Set problem:
Your task is to gather the lines below that hold the string "image".
*** Supplied data
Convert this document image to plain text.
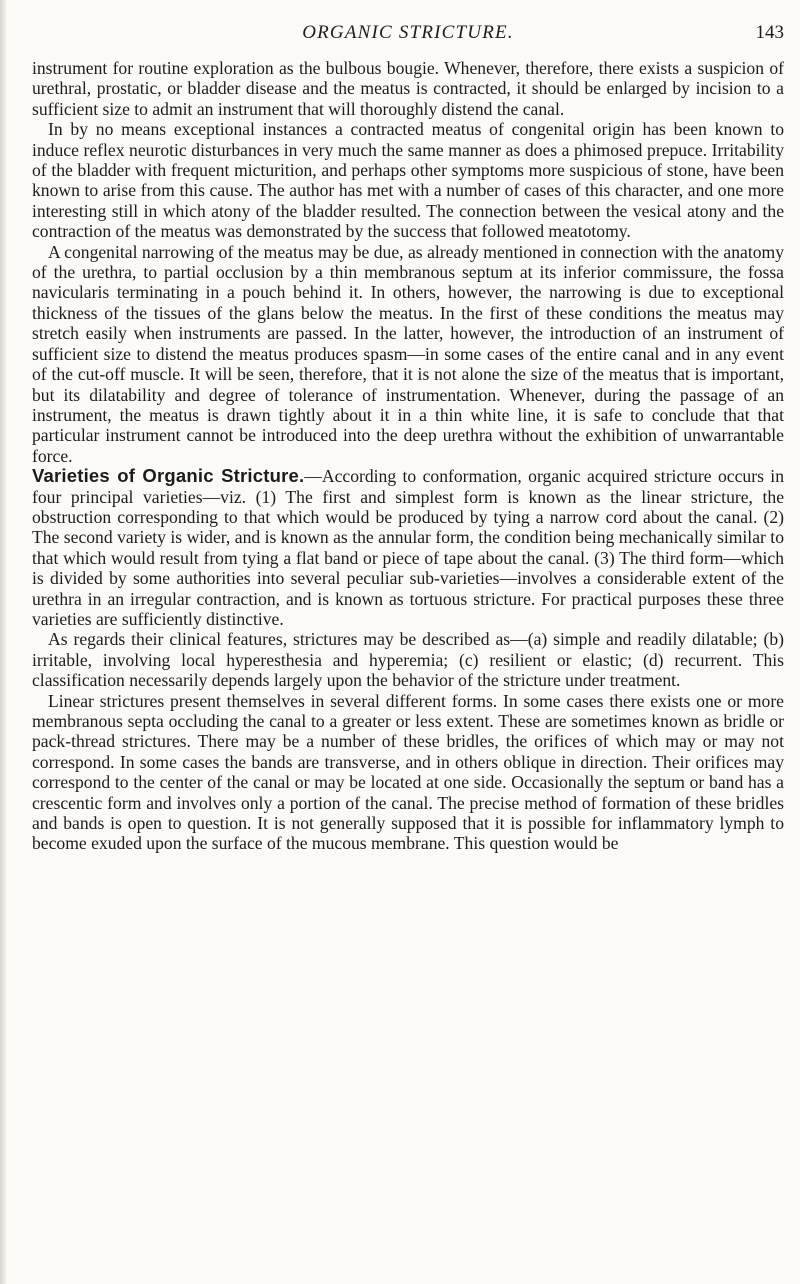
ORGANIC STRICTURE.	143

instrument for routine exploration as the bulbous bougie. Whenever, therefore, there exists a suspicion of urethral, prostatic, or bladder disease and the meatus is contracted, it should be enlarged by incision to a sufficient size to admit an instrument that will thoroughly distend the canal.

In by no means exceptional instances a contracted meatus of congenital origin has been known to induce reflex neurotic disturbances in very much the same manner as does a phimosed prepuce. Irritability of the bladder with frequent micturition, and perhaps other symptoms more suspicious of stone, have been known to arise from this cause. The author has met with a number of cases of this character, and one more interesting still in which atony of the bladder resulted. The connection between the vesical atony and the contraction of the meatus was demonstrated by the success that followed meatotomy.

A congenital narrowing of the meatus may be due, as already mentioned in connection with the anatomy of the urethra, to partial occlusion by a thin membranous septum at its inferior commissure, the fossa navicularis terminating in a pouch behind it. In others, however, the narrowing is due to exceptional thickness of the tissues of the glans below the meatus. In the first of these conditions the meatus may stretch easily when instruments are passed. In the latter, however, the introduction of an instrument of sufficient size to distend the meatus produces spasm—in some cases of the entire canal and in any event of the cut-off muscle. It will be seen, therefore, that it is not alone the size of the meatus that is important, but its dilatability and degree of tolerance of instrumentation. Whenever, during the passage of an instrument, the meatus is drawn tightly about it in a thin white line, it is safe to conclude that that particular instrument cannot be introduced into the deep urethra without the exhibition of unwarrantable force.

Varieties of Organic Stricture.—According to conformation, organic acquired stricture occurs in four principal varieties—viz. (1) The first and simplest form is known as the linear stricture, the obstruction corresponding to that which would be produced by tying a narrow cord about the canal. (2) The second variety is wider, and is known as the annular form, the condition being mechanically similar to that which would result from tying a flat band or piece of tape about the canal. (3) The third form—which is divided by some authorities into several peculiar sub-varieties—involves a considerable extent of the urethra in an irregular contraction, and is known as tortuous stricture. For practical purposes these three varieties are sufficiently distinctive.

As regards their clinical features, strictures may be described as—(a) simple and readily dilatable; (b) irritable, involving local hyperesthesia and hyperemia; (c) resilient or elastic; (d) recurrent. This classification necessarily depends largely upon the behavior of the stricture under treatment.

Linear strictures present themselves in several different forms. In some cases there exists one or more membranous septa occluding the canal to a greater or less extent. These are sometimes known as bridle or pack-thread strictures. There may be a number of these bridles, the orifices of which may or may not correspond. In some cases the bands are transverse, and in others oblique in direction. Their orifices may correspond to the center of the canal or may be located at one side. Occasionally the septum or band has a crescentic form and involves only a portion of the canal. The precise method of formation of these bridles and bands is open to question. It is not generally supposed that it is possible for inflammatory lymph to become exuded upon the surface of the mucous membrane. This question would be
******
*** Supplied data
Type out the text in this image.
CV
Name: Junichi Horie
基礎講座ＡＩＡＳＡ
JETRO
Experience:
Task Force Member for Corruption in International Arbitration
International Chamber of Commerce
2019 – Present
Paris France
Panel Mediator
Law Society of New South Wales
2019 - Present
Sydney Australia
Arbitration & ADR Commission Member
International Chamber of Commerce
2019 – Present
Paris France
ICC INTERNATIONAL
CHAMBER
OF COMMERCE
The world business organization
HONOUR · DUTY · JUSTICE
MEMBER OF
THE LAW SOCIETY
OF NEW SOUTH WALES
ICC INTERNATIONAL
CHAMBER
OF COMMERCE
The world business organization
******
*** Supplied data
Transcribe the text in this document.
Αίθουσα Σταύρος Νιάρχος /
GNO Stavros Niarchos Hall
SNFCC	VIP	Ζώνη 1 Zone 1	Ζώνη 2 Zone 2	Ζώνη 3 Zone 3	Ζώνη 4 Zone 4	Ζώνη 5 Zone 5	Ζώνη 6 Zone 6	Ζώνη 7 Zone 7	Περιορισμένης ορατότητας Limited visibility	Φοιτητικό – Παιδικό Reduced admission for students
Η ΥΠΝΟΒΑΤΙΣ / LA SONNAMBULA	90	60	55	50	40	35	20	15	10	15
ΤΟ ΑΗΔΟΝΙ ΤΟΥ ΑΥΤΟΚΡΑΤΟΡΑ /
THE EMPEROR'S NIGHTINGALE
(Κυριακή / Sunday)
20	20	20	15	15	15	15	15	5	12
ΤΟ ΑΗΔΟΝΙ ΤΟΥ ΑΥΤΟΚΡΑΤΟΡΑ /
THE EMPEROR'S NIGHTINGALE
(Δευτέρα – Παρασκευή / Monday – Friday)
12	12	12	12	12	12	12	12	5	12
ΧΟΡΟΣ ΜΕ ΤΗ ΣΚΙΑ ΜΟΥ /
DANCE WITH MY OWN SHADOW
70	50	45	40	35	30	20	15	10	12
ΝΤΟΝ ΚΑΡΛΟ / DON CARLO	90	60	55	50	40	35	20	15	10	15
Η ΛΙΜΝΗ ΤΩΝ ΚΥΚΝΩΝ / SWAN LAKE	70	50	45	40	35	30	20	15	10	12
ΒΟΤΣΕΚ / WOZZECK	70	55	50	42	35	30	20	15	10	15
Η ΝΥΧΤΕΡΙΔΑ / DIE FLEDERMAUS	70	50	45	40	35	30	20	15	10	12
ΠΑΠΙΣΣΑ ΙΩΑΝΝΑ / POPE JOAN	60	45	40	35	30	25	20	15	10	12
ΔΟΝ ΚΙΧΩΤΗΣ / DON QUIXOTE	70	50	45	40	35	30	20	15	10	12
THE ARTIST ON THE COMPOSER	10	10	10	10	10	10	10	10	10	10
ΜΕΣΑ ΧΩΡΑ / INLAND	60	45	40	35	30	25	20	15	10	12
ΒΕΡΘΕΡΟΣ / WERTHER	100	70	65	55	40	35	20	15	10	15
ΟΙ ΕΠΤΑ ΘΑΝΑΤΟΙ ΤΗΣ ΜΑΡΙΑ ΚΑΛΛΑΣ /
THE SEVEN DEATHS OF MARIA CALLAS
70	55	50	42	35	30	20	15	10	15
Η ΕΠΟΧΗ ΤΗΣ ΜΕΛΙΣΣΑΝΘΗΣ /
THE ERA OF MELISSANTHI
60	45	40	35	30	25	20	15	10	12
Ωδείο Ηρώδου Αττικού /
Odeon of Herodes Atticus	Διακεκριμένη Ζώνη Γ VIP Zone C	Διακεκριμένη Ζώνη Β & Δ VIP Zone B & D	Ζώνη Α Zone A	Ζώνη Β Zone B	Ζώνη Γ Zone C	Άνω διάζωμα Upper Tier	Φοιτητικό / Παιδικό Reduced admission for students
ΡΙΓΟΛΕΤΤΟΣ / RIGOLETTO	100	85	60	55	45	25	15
******
Task output:
Convert this document image to plain text.
Type out the text in this image.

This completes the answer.